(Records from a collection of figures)
--- Begin ---
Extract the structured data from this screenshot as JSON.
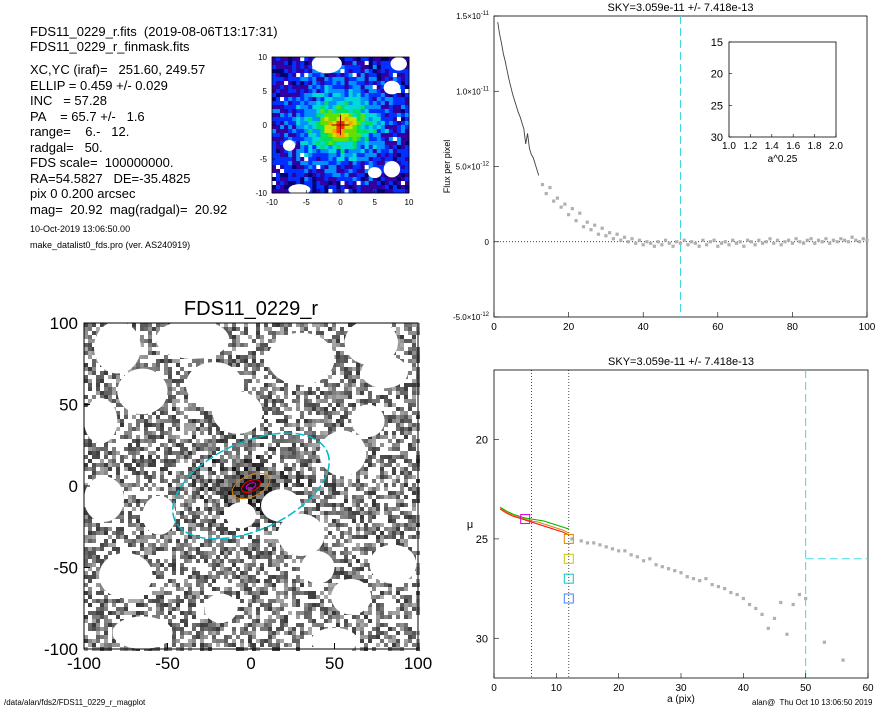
{
  "header": {
    "line1": "FDS11_0229_r.fits  (2019-08-06T13:17:31)",
    "line2": "FDS11_0229_r_finmask.fits",
    "params": [
      "XC,YC (iraf)=   251.60, 249.57",
      "ELLIP = 0.459 +/- 0.029",
      "INC   = 57.28",
      "PA    = 65.7 +/-   1.6",
      "range=    6.-   12.",
      "radgal=   50.",
      "FDS scale=  100000000.",
      "RA=54.5827   DE=-35.4825",
      "pix 0 0.200 arcsec",
      "mag=  20.92  mag(radgal)=  20.92"
    ],
    "date": "10-Oct-2019 13:06:50.00",
    "program": "make_datalist0_fds.pro (ver. AS240919)"
  },
  "footer": {
    "path": "/data/alan/fds2/FDS11_0229_r_magplot",
    "stamp": "alan@  Thu Oct 10 13:06:50 2019"
  },
  "chart_data": [
    {
      "type": "heatmap",
      "name": "thumbnail",
      "xlim": [
        -10,
        10
      ],
      "ylim": [
        -10,
        10
      ],
      "xticks": [
        "-10",
        "-5",
        "0",
        "5",
        "10"
      ],
      "yticks": [
        "10",
        "5",
        "0",
        "-5",
        "-10"
      ]
    },
    {
      "type": "scatter",
      "name": "image",
      "title": "FDS11_0229_r",
      "xlim": [
        -100,
        100
      ],
      "ylim": [
        -100,
        100
      ],
      "xticks": [
        "-100",
        "-50",
        "0",
        "50",
        "100"
      ],
      "yticks": [
        "100",
        "50",
        "0",
        "-50",
        "-100"
      ],
      "sky_ellipse": {
        "cx": 0,
        "cy": 0,
        "a": 50,
        "b": 27,
        "pa_deg": 155.7,
        "color": "#00b8c8"
      },
      "inner_ellipses": [
        {
          "a": 12,
          "b": 6.5,
          "color": "#e08000"
        },
        {
          "a": 6,
          "b": 3.3,
          "color": "#ff0000"
        },
        {
          "a": 3,
          "b": 1.7,
          "color": "#e000e0"
        }
      ],
      "masked_regions": [
        [
          -80,
          85,
          14,
          16
        ],
        [
          -35,
          90,
          22,
          12
        ],
        [
          30,
          78,
          20,
          16
        ],
        [
          72,
          88,
          16,
          14
        ],
        [
          -90,
          40,
          10,
          14
        ],
        [
          -22,
          62,
          17,
          14
        ],
        [
          -65,
          58,
          15,
          14
        ],
        [
          80,
          70,
          14,
          10
        ],
        [
          -8,
          45,
          15,
          13
        ],
        [
          55,
          20,
          14,
          14
        ],
        [
          -88,
          -8,
          12,
          14
        ],
        [
          -55,
          -18,
          10,
          12
        ],
        [
          18,
          -12,
          12,
          10
        ],
        [
          30,
          -30,
          14,
          13
        ],
        [
          -6,
          -18,
          9,
          8
        ],
        [
          -75,
          -55,
          16,
          14
        ],
        [
          85,
          -48,
          14,
          12
        ],
        [
          60,
          -68,
          12,
          11
        ],
        [
          -18,
          -75,
          10,
          9
        ],
        [
          -65,
          -90,
          18,
          10
        ],
        [
          50,
          -95,
          14,
          8
        ],
        [
          70,
          40,
          10,
          10
        ],
        [
          40,
          -50,
          10,
          10
        ]
      ]
    },
    {
      "type": "scatter",
      "name": "sky_profile",
      "title": "SKY=3.059e-11 +/- 7.418e-13",
      "ylabel": "Flux per pixel",
      "xlim": [
        0,
        100
      ],
      "ylim": [
        -5e-12,
        1.5e-11
      ],
      "xticks": [
        "0",
        "20",
        "40",
        "60",
        "80",
        "100"
      ],
      "yticks": [
        "1.5×10",
        "1.0×10",
        "5.0×10",
        "0",
        "-5.0×10"
      ],
      "ytick_exps": [
        "-11",
        "-11",
        "-12",
        "",
        "-12"
      ],
      "curve_x": [
        1.0,
        1.5,
        2.0,
        2.5,
        3.0,
        3.5,
        4.0,
        4.5,
        5.0,
        5.5,
        6.0,
        6.5,
        7.0,
        7.5,
        8.0,
        8.5,
        9.0,
        9.5,
        10.0,
        10.5,
        11.0,
        11.5,
        12.0
      ],
      "curve_y": [
        1.46e-11,
        1.38e-11,
        1.32e-11,
        1.25e-11,
        1.2e-11,
        1.14e-11,
        1.08e-11,
        1.03e-11,
        9.8e-12,
        9.4e-12,
        9e-12,
        8.6e-12,
        8.3e-12,
        7.9e-12,
        7.5e-12,
        6.5e-12,
        7.2e-12,
        6.2e-12,
        5.8e-12,
        5.6e-12,
        5.2e-12,
        4.8e-12,
        4.4e-12
      ],
      "points_x": [
        13,
        14,
        15,
        16,
        17,
        18,
        19,
        20,
        21,
        22,
        23,
        24,
        25,
        26,
        27,
        28,
        29,
        30,
        31,
        32,
        33,
        34,
        35,
        36,
        37,
        38,
        39,
        40,
        41,
        42,
        43,
        44,
        45,
        46,
        47,
        48,
        49,
        50,
        51,
        52,
        53,
        54,
        55,
        56,
        57,
        58,
        59,
        60,
        61,
        62,
        63,
        64,
        65,
        66,
        67,
        68,
        69,
        70,
        71,
        72,
        73,
        74,
        75,
        76,
        77,
        78,
        79,
        80,
        81,
        82,
        83,
        84,
        85,
        86,
        87,
        88,
        89,
        90,
        91,
        92,
        93,
        94,
        95,
        96,
        97,
        98,
        99,
        100
      ],
      "points_y": [
        3.8e-12,
        3.2e-12,
        3.6e-12,
        2.7e-12,
        2.9e-12,
        2.3e-12,
        2.5e-12,
        1.8e-12,
        2.2e-12,
        1.4e-12,
        1.9e-12,
        1e-12,
        1.3e-12,
        8e-13,
        1.1e-12,
        5e-13,
        9e-13,
        4e-13,
        6e-13,
        2e-13,
        5e-13,
        1e-13,
        3e-13,
        0.0,
        2e-13,
        -1e-13,
        1e-13,
        -2e-13,
        0.0,
        -1e-13,
        -3e-13,
        0.0,
        -2e-13,
        1e-13,
        -1e-13,
        -3e-13,
        0.0,
        -1e-13,
        1e-13,
        -2e-13,
        0.0,
        -1e-13,
        -3e-13,
        1e-13,
        -2e-13,
        0.0,
        1e-13,
        -3e-13,
        -1e-13,
        0.0,
        -2e-13,
        1e-13,
        -1e-13,
        0.0,
        -3e-13,
        1e-13,
        0.0,
        -2e-13,
        1e-13,
        -1e-13,
        0.0,
        2e-13,
        -1e-13,
        1e-13,
        -2e-13,
        0.0,
        1e-13,
        -1e-13,
        2e-13,
        0.0,
        -1e-13,
        1e-13,
        2e-13,
        -1e-13,
        1e-13,
        0.0,
        2e-13,
        -1e-13,
        1e-13,
        0.0,
        2e-13,
        1e-13,
        0.0,
        3e-13,
        1e-13,
        0.0,
        2e-13,
        1e-13
      ],
      "sky_radius": 50,
      "inset": {
        "xlabel": "a^0.25",
        "xlim": [
          1.0,
          2.0
        ],
        "ylim": [
          30,
          15
        ],
        "xticks": [
          "1.0",
          "1.2",
          "1.4",
          "1.6",
          "1.8",
          "2.0"
        ],
        "yticks": [
          "15",
          "20",
          "25",
          "30"
        ]
      }
    },
    {
      "type": "scatter",
      "name": "surface_brightness",
      "title": "SKY=3.059e-11 +/- 7.418e-13",
      "xlabel": "a (pix)",
      "ylabel": "μ",
      "xlim": [
        0,
        60
      ],
      "ylim": [
        32,
        16.5
      ],
      "xticks": [
        "0",
        "10",
        "20",
        "30",
        "40",
        "50",
        "60"
      ],
      "yticks": [
        "20",
        "25",
        "30"
      ],
      "range_lines": [
        6,
        12
      ],
      "sky_radius": 50,
      "sky_level": 26,
      "series": [
        {
          "name": "red",
          "color": "#ff0000",
          "x": [
            1,
            2,
            3,
            4,
            5,
            6,
            7,
            8,
            9,
            10,
            11,
            12
          ],
          "y": [
            23.5,
            23.7,
            23.85,
            23.95,
            24.05,
            24.15,
            24.25,
            24.35,
            24.45,
            24.55,
            24.65,
            24.8
          ]
        },
        {
          "name": "orange",
          "color": "#e08000",
          "x": [
            1,
            2,
            3,
            4,
            5,
            6,
            7,
            8,
            9,
            10,
            11,
            12
          ],
          "y": [
            23.45,
            23.65,
            23.8,
            23.9,
            24.0,
            24.1,
            24.15,
            24.25,
            24.35,
            24.45,
            24.55,
            24.7
          ]
        },
        {
          "name": "green",
          "color": "#00b000",
          "x": [
            1,
            2,
            3,
            4,
            5,
            6,
            7,
            8,
            9,
            10,
            11,
            12
          ],
          "y": [
            23.4,
            23.6,
            23.75,
            23.85,
            23.95,
            24.0,
            24.05,
            24.1,
            24.2,
            24.3,
            24.4,
            24.5
          ]
        }
      ],
      "points_x": [
        12.5,
        14,
        15,
        16,
        17,
        18,
        19,
        20,
        21,
        22,
        23,
        24,
        25,
        26,
        27,
        28,
        29,
        30,
        31,
        32,
        33,
        34,
        35,
        36,
        37,
        38,
        39,
        40,
        41,
        42,
        43,
        44,
        45,
        46,
        47,
        48,
        49,
        50,
        53,
        56
      ],
      "points_y": [
        25.0,
        25.1,
        25.2,
        25.2,
        25.3,
        25.4,
        25.5,
        25.6,
        25.6,
        25.8,
        25.9,
        26.1,
        26.0,
        26.3,
        26.4,
        26.5,
        26.6,
        26.7,
        26.9,
        27.0,
        27.1,
        27.0,
        27.3,
        27.4,
        27.5,
        27.7,
        27.8,
        28.0,
        28.3,
        28.5,
        28.8,
        29.5,
        29.0,
        28.2,
        29.8,
        28.3,
        27.8,
        28.0,
        30.2,
        31.1
      ],
      "markers": [
        {
          "x": 5,
          "y": 24.0,
          "color": "#e000e0"
        },
        {
          "x": 12,
          "y": 25.0,
          "color": "#e08000"
        },
        {
          "x": 12,
          "y": 26.0,
          "color": "#c8c800"
        },
        {
          "x": 12,
          "y": 27.0,
          "color": "#00c8c8"
        },
        {
          "x": 12,
          "y": 28.0,
          "color": "#4080ff"
        }
      ]
    }
  ]
}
--- End ---
Copy all lines from the listing that contain "name".

[Answer to this exercise]
      "name": "thumbnail",
      "name": "image",
      "name": "sky_profile",
      "name": "surface_brightness",
          "name": "red",
          "name": "orange",
          "name": "green",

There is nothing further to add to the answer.